▶ **PROBLEM TO SOLVE**
Repeat every line of the data exactly, but not the pictures.

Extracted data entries
● ● ● ● ● ● ●
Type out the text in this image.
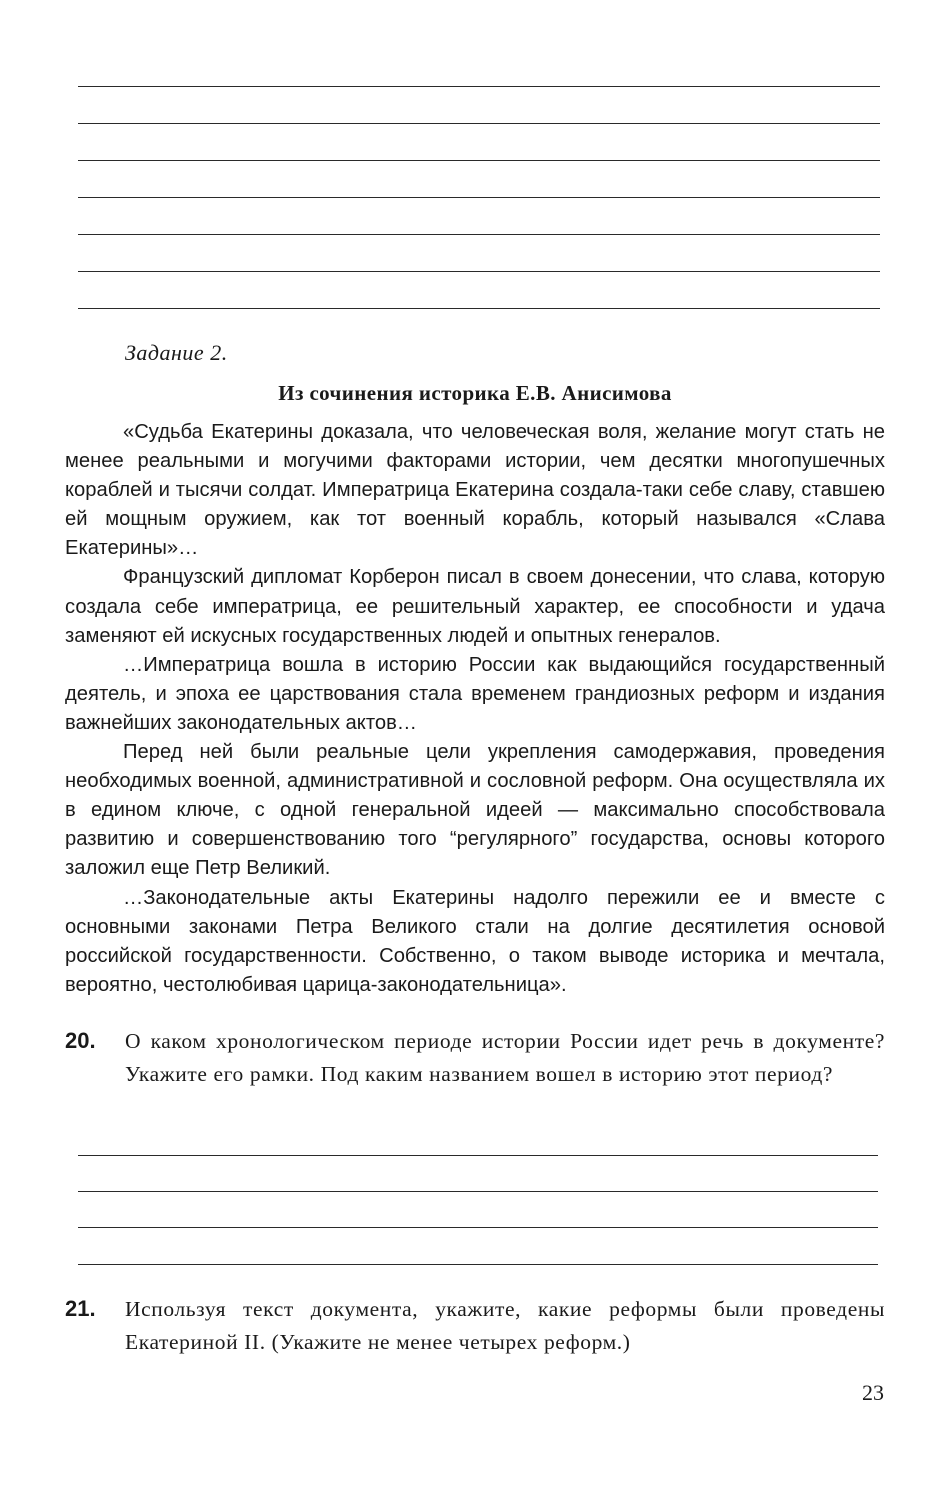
Задание 2.
Из сочинения историка Е.В. Анисимова

«Судьба Екатерины доказала, что человеческая воля, желание могут стать не менее реальными и могучими факторами истории, чем десятки многопушечных кораблей и тысячи солдат. Императрица Екатерина создала-таки себе славу, ставшею ей мощным оружием, как тот военный корабль, который назывался «Слава Екатерины»…

Французский дипломат Корберон писал в своем донесении, что слава, которую создала себе императрица, ее решительный характер, ее способности и удача заменяют ей искусных государственных людей и опытных генералов.

…Императрица вошла в историю России как выдающийся государственный деятель, и эпоха ее царствования стала временем грандиозных реформ и издания важнейших законодательных актов…

Перед ней были реальные цели укрепления самодержавия, проведения необходимых военной, административной и сословной реформ. Она осуществляла их в едином ключе, с одной генеральной идеей — максимально способствовала развитию и совершенствованию того “регулярного” государства, основы которого заложил еще Петр Великий.

…Законодательные акты Екатерины надолго пережили ее и вместе с основными законами Петра Великого стали на долгие десятилетия основой российской государственности. Собственно, о таком выводе историка и мечтала, вероятно, честолюбивая царица-законодательница».

20. О каком хронологическом периоде истории России идет речь в документе? Укажите его рамки. Под каким названием вошел в историю этот период?
21. Используя текст документа, укажите, какие реформы были проведены Екатериной II. (Укажите не менее четырех реформ.)
23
● ● ● ● ● ● ●
▶ **TASK ANSWER**
Type out the text in this image.
Задание 2.
Из сочинения историка Е.В. Анисимова

«Судьба Екатерины доказала, что человеческая воля, желание могут стать не менее реальными и могучими факторами истории, чем десятки многопушечных кораблей и тысячи солдат. Императрица Екатерина создала-таки себе славу, ставшею ей мощным оружием, как тот военный корабль, который назывался «Слава Екатерины»…

Французский дипломат Корберон писал в своем донесении, что слава, которую создала себе императрица, ее решительный характер, ее способности и удача заменяют ей искусных государственных людей и опытных генералов.

…Императрица вошла в историю России как выдающийся государственный деятель, и эпоха ее царствования стала временем грандиозных реформ и издания важнейших законодательных актов…

Перед ней были реальные цели укрепления самодержавия, проведения необходимых военной, административной и сословной реформ. Она осуществляла их в едином ключе, с одной генеральной идеей — максимально способствовала развитию и совершенствованию того “регулярного” государства, основы которого заложил еще Петр Великий.

…Законодательные акты Екатерины надолго пережили ее и вместе с основными законами Петра Великого стали на долгие десятилетия основой российской государственности. Собственно, о таком выводе историка и мечтала, вероятно, честолюбивая царица-законодательница».

20. О каком хронологическом периоде истории России идет речь в документе? Укажите его рамки. Под каким названием вошел в историю этот период?
21. Используя текст документа, укажите, какие реформы были проведены Екатериной II. (Укажите не менее четырех реформ.)
23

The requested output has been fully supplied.